Objective: Look through the records below, count the lines with the word "name", and reply with only the number.

Data lines:
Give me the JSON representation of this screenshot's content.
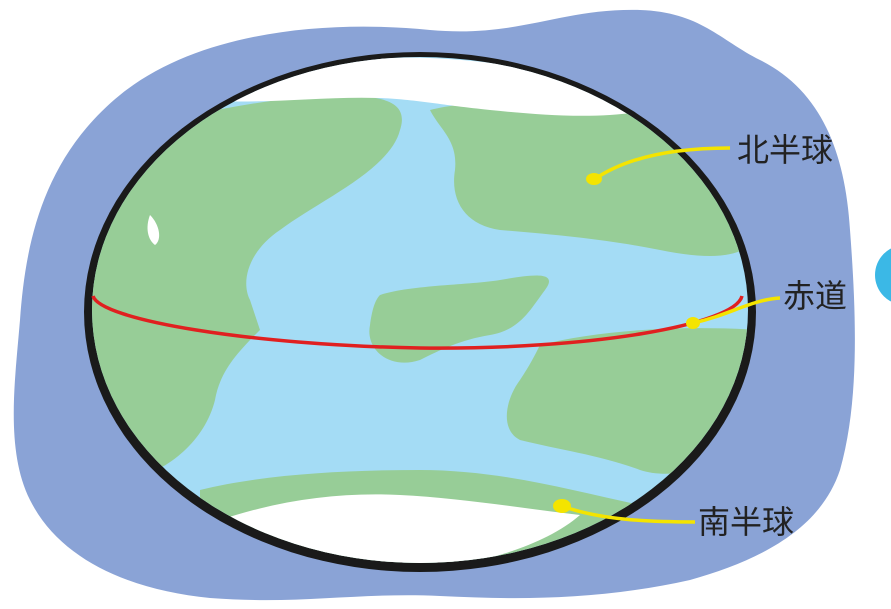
{
  "labels": {
    "north": "北半球",
    "equator": "赤道",
    "south": "南半球"
  }
}
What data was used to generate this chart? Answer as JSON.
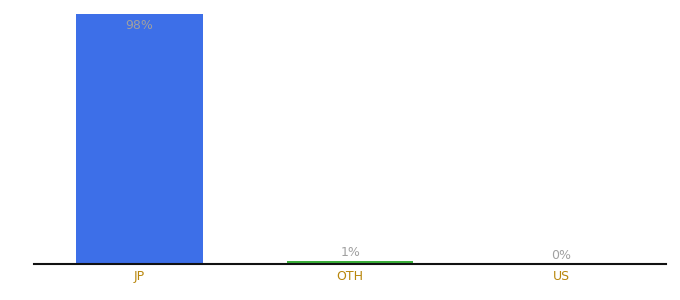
{
  "categories": [
    "JP",
    "OTH",
    "US"
  ],
  "values": [
    98,
    1,
    0
  ],
  "bar_colors": [
    "#3d6fe8",
    "#3aaf3a",
    "#3d6fe8"
  ],
  "label_texts": [
    "98%",
    "1%",
    "0%"
  ],
  "ylim": [
    0,
    100
  ],
  "background_color": "#ffffff",
  "bar_width": 0.6,
  "label_color": "#a0a0a0",
  "tick_color": "#b8860b",
  "axis_line_color": "#111111",
  "tick_fontsize": 9,
  "label_fontsize": 9
}
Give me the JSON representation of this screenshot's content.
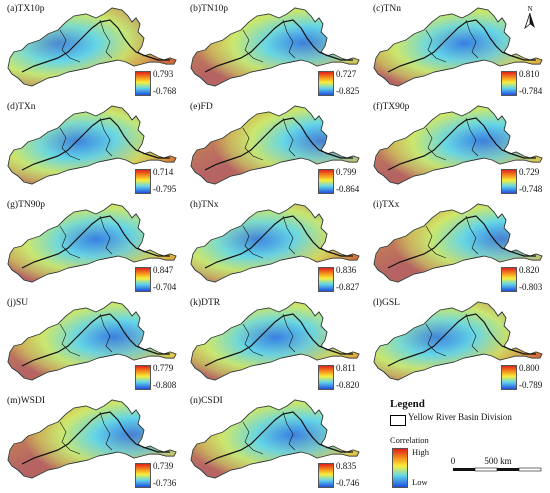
{
  "panels": [
    {
      "label": "(a)TX10p",
      "max": "0.793",
      "min": "-0.768"
    },
    {
      "label": "(b)TN10p",
      "max": "0.727",
      "min": "-0.825"
    },
    {
      "label": "(c)TNn",
      "max": "0.810",
      "min": "-0.784"
    },
    {
      "label": "(d)TXn",
      "max": "0.714",
      "min": "-0.795"
    },
    {
      "label": "(e)FD",
      "max": "0.799",
      "min": "-0.864"
    },
    {
      "label": "(f)TX90p",
      "max": "0.729",
      "min": "-0.748"
    },
    {
      "label": "(g)TN90p",
      "max": "0.847",
      "min": "-0.704"
    },
    {
      "label": "(h)TNx",
      "max": "0.836",
      "min": "-0.827"
    },
    {
      "label": "(i)TXx",
      "max": "0.820",
      "min": "-0.803"
    },
    {
      "label": "(j)SU",
      "max": "0.779",
      "min": "-0.808"
    },
    {
      "label": "(k)DTR",
      "max": "0.811",
      "min": "-0.820"
    },
    {
      "label": "(l)GSL",
      "max": "0.800",
      "min": "-0.789"
    },
    {
      "label": "(m)WSDI",
      "max": "0.739",
      "min": "-0.736"
    },
    {
      "label": "(n)CSDI",
      "max": "0.835",
      "min": "-0.746"
    }
  ],
  "north": "N",
  "legend": {
    "title": "Legend",
    "division": "Yellow River Basin Division",
    "correlation": "Correlation",
    "high": "High",
    "low": "Low",
    "scale_zero": "0",
    "scale_label": "500 km"
  },
  "colors": {
    "high": "#e0241c",
    "mid_high": "#f7941d",
    "mid": "#f7ee3a",
    "mid_low": "#64d6e8",
    "low": "#1f4fe0"
  }
}
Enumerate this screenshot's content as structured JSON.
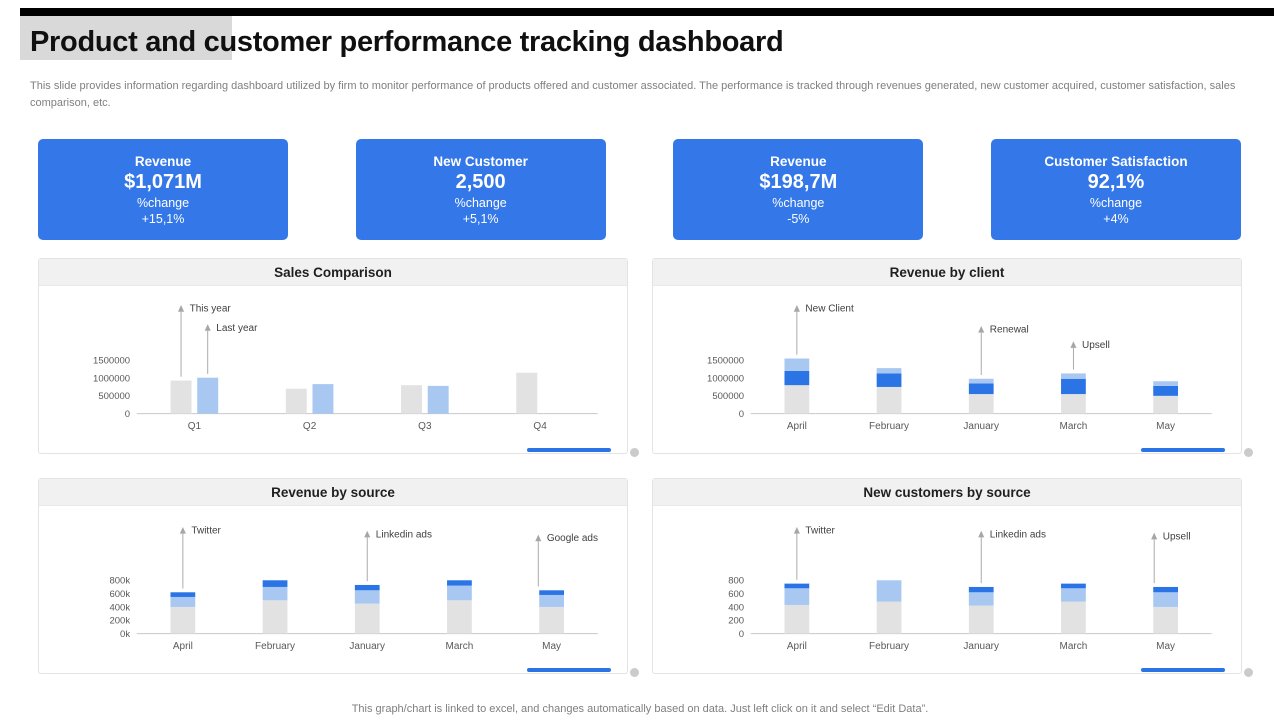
{
  "palette": {
    "accent_black": "#000000",
    "accent_gray": "#d9d9d9",
    "card_blue": "#3377e8",
    "bar_gray": "#e2e2e2",
    "bar_blue": "#2b74e6",
    "bar_light_blue": "#a8c8f1",
    "axis_gray": "#c8c8c8",
    "text_gray": "#595959"
  },
  "header": {
    "title": "Product and customer performance tracking dashboard",
    "subtitle": "This slide provides information regarding dashboard utilized by firm to monitor performance of products offered and customer associated. The performance is tracked through revenues generated, new customer acquired, customer satisfaction, sales comparison, etc."
  },
  "kpi_cards": [
    {
      "label": "Revenue",
      "value": "$1,071M",
      "change_label": "%change",
      "change_value": "+15,1%"
    },
    {
      "label": "New Customer",
      "value": "2,500",
      "change_label": "%change",
      "change_value": "+5,1%"
    },
    {
      "label": "Revenue",
      "value": "$198,7M",
      "change_label": "%change",
      "change_value": "-5%"
    },
    {
      "label": "Customer Satisfaction",
      "value": "92,1%",
      "change_label": "%change",
      "change_value": "+4%"
    }
  ],
  "footer": {
    "note": "This graph/chart is linked to excel,  and changes automatically based on data. Just left click on it and select “Edit Data”."
  },
  "chart_data": [
    {
      "type": "bar",
      "title": "Sales Comparison",
      "stacked": false,
      "categories": [
        "Q1",
        "Q2",
        "Q3",
        "Q4"
      ],
      "ymax": 1500000,
      "yticks": [
        {
          "label": "1500000",
          "value": 1500000
        },
        {
          "label": "1000000",
          "value": 1000000
        },
        {
          "label": "500000",
          "value": 500000
        },
        {
          "label": "0",
          "value": 0
        }
      ],
      "series": [
        {
          "name": "This year",
          "color": "bar_gray",
          "values": [
            930000,
            700000,
            800000,
            1150000
          ]
        },
        {
          "name": "Last year",
          "color": "bar_light_blue",
          "values": [
            1010000,
            830000,
            780000,
            0
          ]
        }
      ],
      "annotations": [
        {
          "label": "This year",
          "cat": 0,
          "series": 0,
          "label_y": 18
        },
        {
          "label": "Last year",
          "cat": 0,
          "series": 1,
          "label_y": 38
        }
      ]
    },
    {
      "type": "bar",
      "title": "Revenue by client",
      "stacked": true,
      "categories": [
        "April",
        "February",
        "January",
        "March",
        "May"
      ],
      "ymax": 1500000,
      "yticks": [
        {
          "label": "1500000",
          "value": 1500000
        },
        {
          "label": "1000000",
          "value": 1000000
        },
        {
          "label": "500000",
          "value": 500000
        },
        {
          "label": "0",
          "value": 0
        }
      ],
      "series": [
        {
          "name": "New Client",
          "color": "bar_gray",
          "values": [
            800000,
            750000,
            550000,
            550000,
            500000
          ]
        },
        {
          "name": "Renewal",
          "color": "bar_blue",
          "values": [
            400000,
            380000,
            300000,
            430000,
            280000
          ]
        },
        {
          "name": "Upsell",
          "color": "bar_light_blue",
          "values": [
            350000,
            150000,
            130000,
            150000,
            130000
          ]
        }
      ],
      "annotations": [
        {
          "label": "New Client",
          "cat": 0,
          "label_y": 18
        },
        {
          "label": "Renewal",
          "cat": 2,
          "label_y": 40
        },
        {
          "label": "Upsell",
          "cat": 3,
          "label_y": 56
        }
      ]
    },
    {
      "type": "bar",
      "title": "Revenue by source",
      "stacked": true,
      "categories": [
        "April",
        "February",
        "January",
        "March",
        "May"
      ],
      "ymax": 800000,
      "yticks": [
        {
          "label": "800k",
          "value": 800000
        },
        {
          "label": "600k",
          "value": 600000
        },
        {
          "label": "400k",
          "value": 400000
        },
        {
          "label": "200k",
          "value": 200000
        },
        {
          "label": "0k",
          "value": 0
        }
      ],
      "series": [
        {
          "name": "Twitter",
          "color": "bar_gray",
          "values": [
            400000,
            500000,
            450000,
            500000,
            400000
          ]
        },
        {
          "name": "Linkedin ads",
          "color": "bar_light_blue",
          "values": [
            150000,
            200000,
            200000,
            220000,
            180000
          ]
        },
        {
          "name": "Google ads",
          "color": "bar_blue",
          "values": [
            70000,
            100000,
            80000,
            80000,
            70000
          ]
        }
      ],
      "annotations": [
        {
          "label": "Twitter",
          "cat": 0,
          "label_y": 20
        },
        {
          "label": "Linkedin ads",
          "cat": 2,
          "label_y": 24
        },
        {
          "label": "Google ads",
          "cat": 4,
          "label_y": 28,
          "dx": -14
        }
      ]
    },
    {
      "type": "bar",
      "title": "New customers by source",
      "stacked": true,
      "categories": [
        "April",
        "February",
        "January",
        "March",
        "May"
      ],
      "ymax": 800,
      "yticks": [
        {
          "label": "800",
          "value": 800
        },
        {
          "label": "600",
          "value": 600
        },
        {
          "label": "400",
          "value": 400
        },
        {
          "label": "200",
          "value": 200
        },
        {
          "label": "0",
          "value": 0
        }
      ],
      "series": [
        {
          "name": "Twitter",
          "color": "bar_gray",
          "values": [
            430,
            480,
            420,
            480,
            400
          ]
        },
        {
          "name": "Linkedin ads",
          "color": "bar_light_blue",
          "values": [
            250,
            320,
            200,
            200,
            220
          ]
        },
        {
          "name": "Upsell",
          "color": "bar_blue",
          "values": [
            70,
            0,
            80,
            70,
            80
          ]
        }
      ],
      "annotations": [
        {
          "label": "Twitter",
          "cat": 0,
          "label_y": 20
        },
        {
          "label": "Linkedin ads",
          "cat": 2,
          "label_y": 24
        },
        {
          "label": "Upsell",
          "cat": 4,
          "label_y": 26,
          "dx": -12
        }
      ]
    }
  ]
}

Written reply: 11